- [SOURCE RECORDS]:
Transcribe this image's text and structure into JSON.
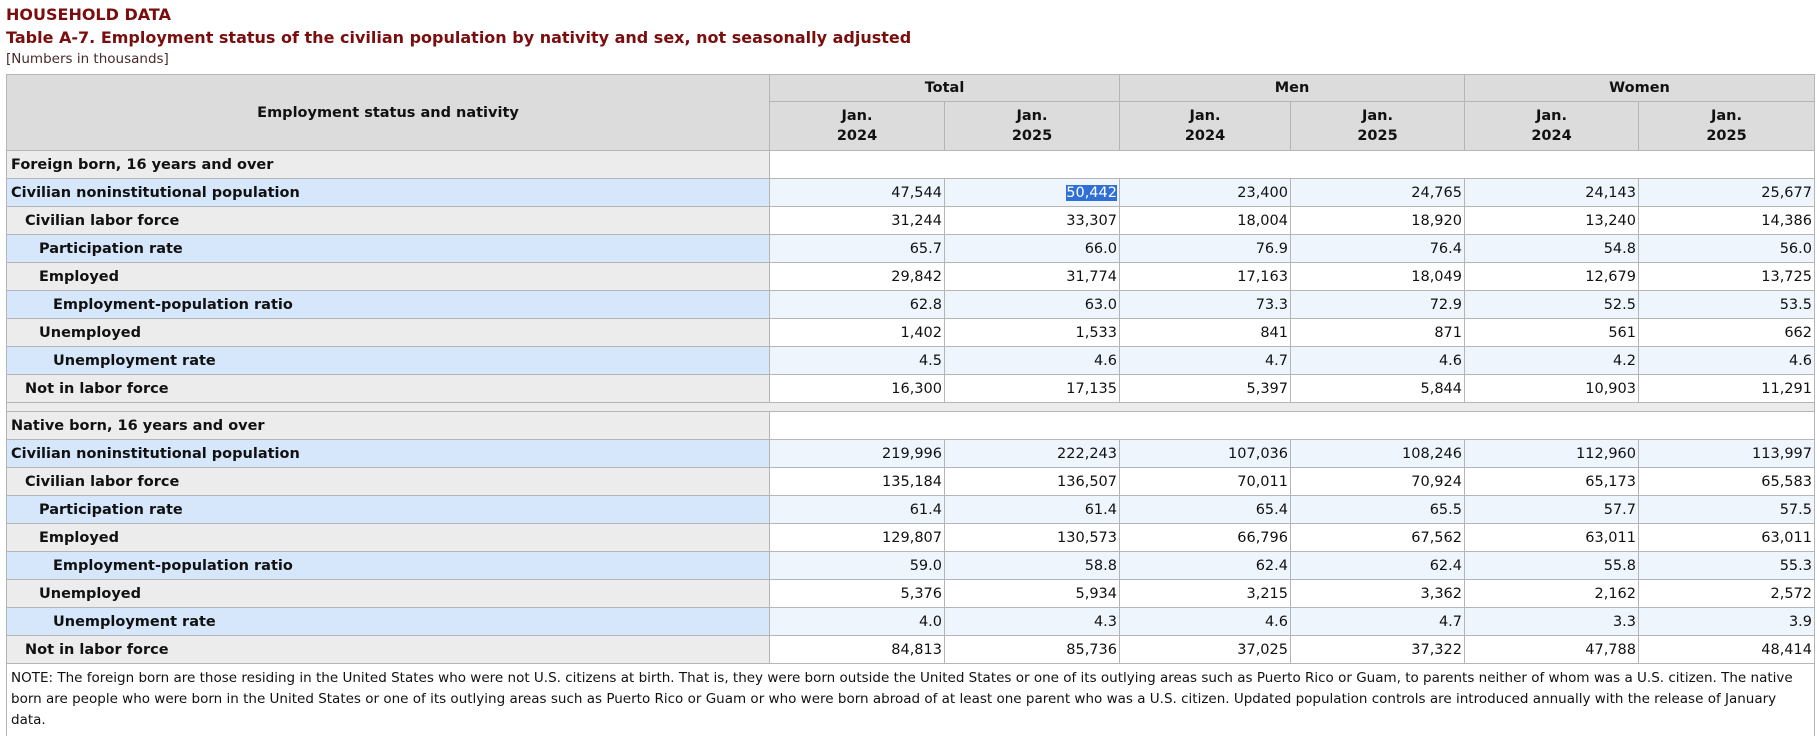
{
  "header": {
    "section_label": "HOUSEHOLD DATA",
    "title": "Table A-7. Employment status of the civilian population by nativity and sex, not seasonally adjusted",
    "subtitle": "[Numbers in thousands]"
  },
  "table": {
    "stub_header": "Employment status and nativity",
    "groups": [
      "Total",
      "Men",
      "Women"
    ],
    "columns": [
      [
        "Jan.",
        "2024"
      ],
      [
        "Jan.",
        "2025"
      ],
      [
        "Jan.",
        "2024"
      ],
      [
        "Jan.",
        "2025"
      ],
      [
        "Jan.",
        "2024"
      ],
      [
        "Jan.",
        "2025"
      ]
    ],
    "sections": [
      {
        "title": "Foreign born, 16 years and over",
        "rows": [
          {
            "label": "Civilian noninstitutional population",
            "values": [
              "47,544",
              "50,442",
              "23,400",
              "24,765",
              "24,143",
              "25,677"
            ]
          },
          {
            "label": "Civilian labor force",
            "values": [
              "31,244",
              "33,307",
              "18,004",
              "18,920",
              "13,240",
              "14,386"
            ]
          },
          {
            "label": "Participation rate",
            "values": [
              "65.7",
              "66.0",
              "76.9",
              "76.4",
              "54.8",
              "56.0"
            ]
          },
          {
            "label": "Employed",
            "values": [
              "29,842",
              "31,774",
              "17,163",
              "18,049",
              "12,679",
              "13,725"
            ]
          },
          {
            "label": "Employment-population ratio",
            "values": [
              "62.8",
              "63.0",
              "73.3",
              "72.9",
              "52.5",
              "53.5"
            ]
          },
          {
            "label": "Unemployed",
            "values": [
              "1,402",
              "1,533",
              "841",
              "871",
              "561",
              "662"
            ]
          },
          {
            "label": "Unemployment rate",
            "values": [
              "4.5",
              "4.6",
              "4.7",
              "4.6",
              "4.2",
              "4.6"
            ]
          },
          {
            "label": "Not in labor force",
            "values": [
              "16,300",
              "17,135",
              "5,397",
              "5,844",
              "10,903",
              "11,291"
            ]
          }
        ]
      },
      {
        "title": "Native born, 16 years and over",
        "rows": [
          {
            "label": "Civilian noninstitutional population",
            "values": [
              "219,996",
              "222,243",
              "107,036",
              "108,246",
              "112,960",
              "113,997"
            ]
          },
          {
            "label": "Civilian labor force",
            "values": [
              "135,184",
              "136,507",
              "70,011",
              "70,924",
              "65,173",
              "65,583"
            ]
          },
          {
            "label": "Participation rate",
            "values": [
              "61.4",
              "61.4",
              "65.4",
              "65.5",
              "57.7",
              "57.5"
            ]
          },
          {
            "label": "Employed",
            "values": [
              "129,807",
              "130,573",
              "66,796",
              "67,562",
              "63,011",
              "63,011"
            ]
          },
          {
            "label": "Employment-population ratio",
            "values": [
              "59.0",
              "58.8",
              "62.4",
              "62.4",
              "55.8",
              "55.3"
            ]
          },
          {
            "label": "Unemployed",
            "values": [
              "5,376",
              "5,934",
              "3,215",
              "3,362",
              "2,162",
              "2,572"
            ]
          },
          {
            "label": "Unemployment rate",
            "values": [
              "4.0",
              "4.3",
              "4.6",
              "4.7",
              "3.3",
              "3.9"
            ]
          },
          {
            "label": "Not in labor force",
            "values": [
              "84,813",
              "85,736",
              "37,025",
              "37,322",
              "47,788",
              "48,414"
            ]
          }
        ]
      }
    ],
    "note": "NOTE: The foreign born are those residing in the United States who were not U.S. citizens at birth. That is, they were born outside the United States or one of its outlying areas such as Puerto Rico or Guam, to parents neither of whom was a U.S. citizen. The native born are people who were born in the United States or one of its outlying areas such as Puerto Rico or Guam or who were born abroad of at least one parent who was a U.S. citizen. Updated population controls are introduced annually with the release of January data."
  }
}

- [AIM]: Check every line of the data, and copy the ones that contain "status".

- [EXPECTED ANSWER]:
    "title": "Table A-7. Employment status of the civilian population by nativity and sex, not seasonally adjusted",
    "stub_header": "Employment status and nativity",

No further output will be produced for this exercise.